**WHAT IS REQUIRED**
Copy every line of the entries below word for word, leaving out the pictures.

(A block of data)
>> Start

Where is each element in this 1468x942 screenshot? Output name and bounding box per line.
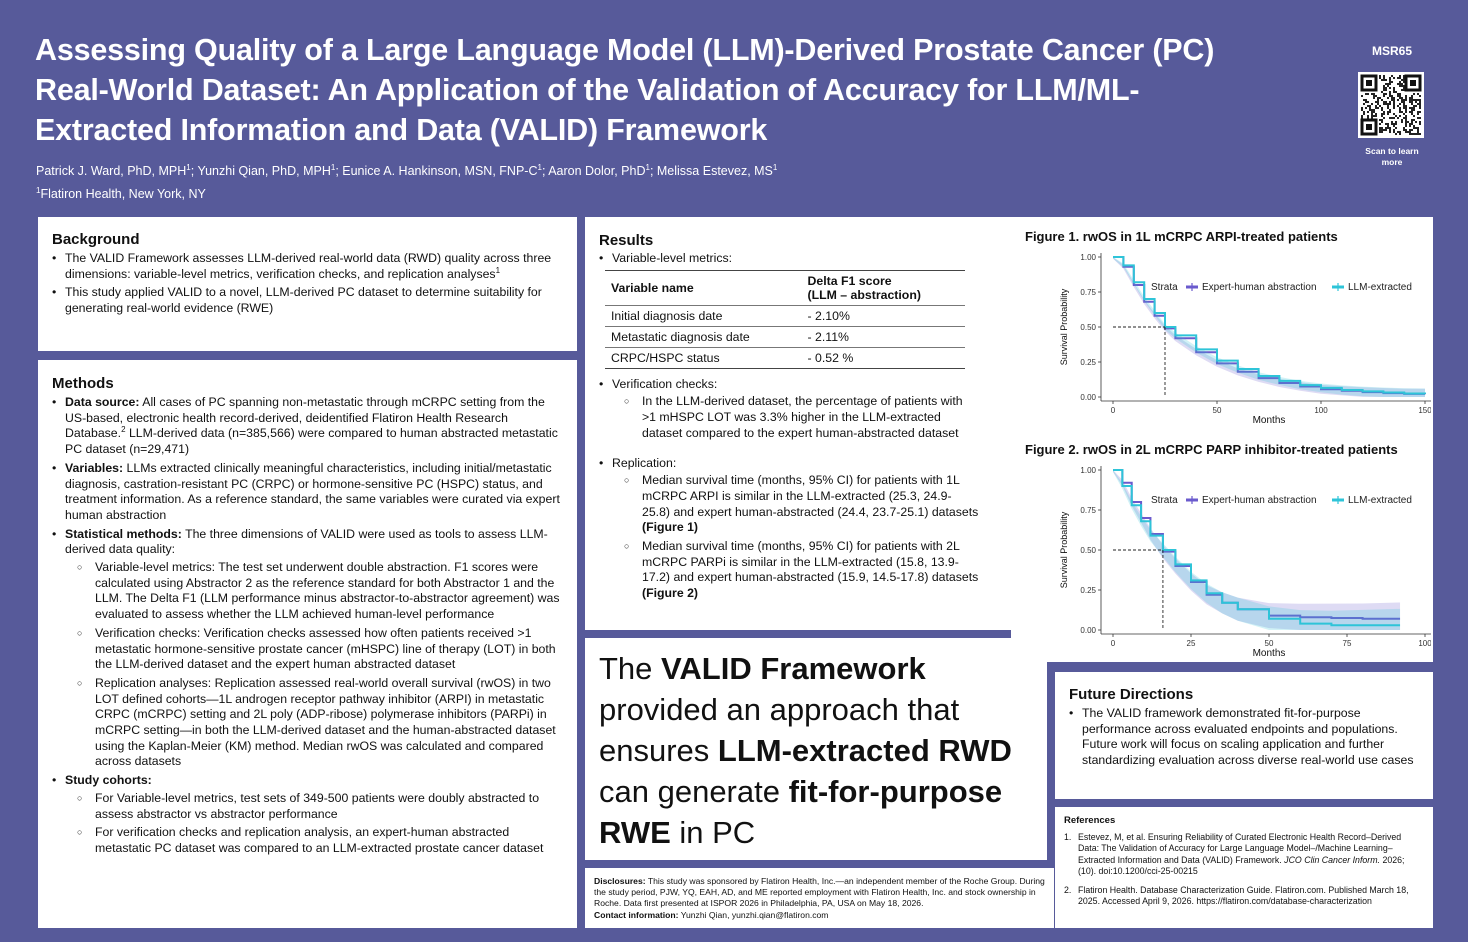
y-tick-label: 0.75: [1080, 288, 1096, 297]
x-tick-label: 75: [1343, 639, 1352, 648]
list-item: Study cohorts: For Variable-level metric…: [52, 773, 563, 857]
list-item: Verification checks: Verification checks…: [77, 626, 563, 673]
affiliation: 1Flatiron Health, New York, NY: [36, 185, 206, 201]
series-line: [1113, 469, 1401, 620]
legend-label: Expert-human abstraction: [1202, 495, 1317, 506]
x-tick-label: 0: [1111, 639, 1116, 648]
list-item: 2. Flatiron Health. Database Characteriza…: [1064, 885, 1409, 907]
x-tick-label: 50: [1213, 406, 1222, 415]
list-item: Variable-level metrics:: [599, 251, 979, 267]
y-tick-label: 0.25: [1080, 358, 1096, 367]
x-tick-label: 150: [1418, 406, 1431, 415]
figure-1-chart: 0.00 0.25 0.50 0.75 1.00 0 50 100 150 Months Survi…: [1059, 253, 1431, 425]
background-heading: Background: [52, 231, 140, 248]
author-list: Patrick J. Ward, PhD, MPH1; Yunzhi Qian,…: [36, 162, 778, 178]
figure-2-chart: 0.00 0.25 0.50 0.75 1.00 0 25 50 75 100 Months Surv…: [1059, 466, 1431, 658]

>> End

**FINAL ANSWER**
Where is each element in this 1468x942 screenshot? Output name and bounding box per line.
y-tick-label: 0.75: [1080, 288, 1096, 297]
x-tick-label: 75: [1343, 639, 1352, 648]
list-item: Study cohorts: For Variable-level metric…: [52, 773, 563, 857]
list-item: Verification checks: Verification checks…: [77, 626, 563, 673]
affiliation: 1Flatiron Health, New York, NY: [36, 185, 206, 201]
series-line: [1113, 469, 1401, 620]
legend-label: Expert-human abstraction: [1202, 495, 1317, 506]
x-tick-label: 0: [1111, 639, 1116, 648]
list-item: 2. Flatiron Health. Database Characteriza…: [1064, 885, 1409, 907]
x-tick-label: 50: [1213, 406, 1222, 415]
list-item: Variable-level metrics:: [599, 251, 979, 267]
y-tick-label: 0.25: [1080, 358, 1096, 367]
x-tick-label: 150: [1418, 406, 1431, 415]
figure-1-chart: 0.00 0.25 0.50 0.75 1.00 0 50 100 150 Months Survi…: [1059, 253, 1431, 425]
background-heading: Background: [52, 231, 140, 248]
author-list: Patrick J. Ward, PhD, MPH1; Yunzhi Qian,…: [36, 162, 778, 178]
figure-2-chart: 0.00 0.25 0.50 0.75 1.00 0 25 50 75 100 Months Surv…: [1059, 466, 1431, 658]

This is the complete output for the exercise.